Records from a collection:

___

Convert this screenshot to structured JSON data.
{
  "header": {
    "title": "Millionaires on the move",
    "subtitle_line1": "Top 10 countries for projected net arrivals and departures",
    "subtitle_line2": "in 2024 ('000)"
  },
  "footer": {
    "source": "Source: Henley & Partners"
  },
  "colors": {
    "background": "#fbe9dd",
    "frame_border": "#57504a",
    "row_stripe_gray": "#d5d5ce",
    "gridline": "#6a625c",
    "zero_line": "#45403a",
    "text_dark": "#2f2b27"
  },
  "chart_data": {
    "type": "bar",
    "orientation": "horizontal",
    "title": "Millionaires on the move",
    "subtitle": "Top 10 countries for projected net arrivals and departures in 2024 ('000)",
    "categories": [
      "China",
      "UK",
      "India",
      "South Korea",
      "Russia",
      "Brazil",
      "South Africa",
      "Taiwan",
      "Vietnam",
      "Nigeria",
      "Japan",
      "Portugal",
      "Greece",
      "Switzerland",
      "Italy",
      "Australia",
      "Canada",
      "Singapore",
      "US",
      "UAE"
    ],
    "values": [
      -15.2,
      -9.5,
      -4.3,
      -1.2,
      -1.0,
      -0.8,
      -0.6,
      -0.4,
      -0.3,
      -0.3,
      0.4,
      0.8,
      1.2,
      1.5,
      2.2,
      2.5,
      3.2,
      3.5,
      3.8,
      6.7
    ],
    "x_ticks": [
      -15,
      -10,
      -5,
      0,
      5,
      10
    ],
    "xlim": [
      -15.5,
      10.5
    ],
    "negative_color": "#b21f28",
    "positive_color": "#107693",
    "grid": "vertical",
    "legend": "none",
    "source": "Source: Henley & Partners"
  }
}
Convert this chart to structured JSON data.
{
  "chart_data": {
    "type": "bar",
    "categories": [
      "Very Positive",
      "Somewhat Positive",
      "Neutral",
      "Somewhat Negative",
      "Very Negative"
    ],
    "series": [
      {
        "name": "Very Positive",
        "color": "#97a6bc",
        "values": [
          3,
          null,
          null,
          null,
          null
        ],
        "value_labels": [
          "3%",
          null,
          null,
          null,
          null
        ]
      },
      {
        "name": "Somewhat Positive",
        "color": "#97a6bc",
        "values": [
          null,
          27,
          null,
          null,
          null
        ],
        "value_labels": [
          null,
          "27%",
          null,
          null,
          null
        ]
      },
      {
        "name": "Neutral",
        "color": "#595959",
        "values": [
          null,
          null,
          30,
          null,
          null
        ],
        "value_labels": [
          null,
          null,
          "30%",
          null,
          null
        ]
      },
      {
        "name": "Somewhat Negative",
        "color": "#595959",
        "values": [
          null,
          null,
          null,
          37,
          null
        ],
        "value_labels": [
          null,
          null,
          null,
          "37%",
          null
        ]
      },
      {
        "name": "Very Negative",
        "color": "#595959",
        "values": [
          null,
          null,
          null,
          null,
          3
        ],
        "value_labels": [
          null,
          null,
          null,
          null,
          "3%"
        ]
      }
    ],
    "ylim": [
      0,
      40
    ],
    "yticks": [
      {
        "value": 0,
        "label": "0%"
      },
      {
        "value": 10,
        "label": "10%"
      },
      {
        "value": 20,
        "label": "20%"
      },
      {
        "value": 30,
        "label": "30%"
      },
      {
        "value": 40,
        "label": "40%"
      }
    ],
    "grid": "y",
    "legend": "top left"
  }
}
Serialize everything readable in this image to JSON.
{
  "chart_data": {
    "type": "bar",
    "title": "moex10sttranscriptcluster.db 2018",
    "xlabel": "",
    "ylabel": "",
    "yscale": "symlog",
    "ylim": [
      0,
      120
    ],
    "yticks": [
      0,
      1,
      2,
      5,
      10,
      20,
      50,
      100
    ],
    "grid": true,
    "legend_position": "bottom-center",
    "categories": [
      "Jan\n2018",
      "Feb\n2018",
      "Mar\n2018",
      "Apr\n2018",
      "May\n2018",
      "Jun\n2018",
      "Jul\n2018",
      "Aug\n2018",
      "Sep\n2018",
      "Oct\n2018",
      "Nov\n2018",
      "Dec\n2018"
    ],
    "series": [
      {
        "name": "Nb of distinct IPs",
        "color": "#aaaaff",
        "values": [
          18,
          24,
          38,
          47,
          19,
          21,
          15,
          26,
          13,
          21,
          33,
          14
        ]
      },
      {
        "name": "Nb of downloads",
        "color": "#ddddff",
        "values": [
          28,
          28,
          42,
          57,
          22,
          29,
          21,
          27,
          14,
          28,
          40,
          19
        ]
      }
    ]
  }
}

___

Set exercise — Search the records for the word "JSON", then list every line that has it.

Task result —
Convert this screenshot to structured JSON data.
Convert this chart to structured JSON data.
Serialize everything readable in this image to JSON.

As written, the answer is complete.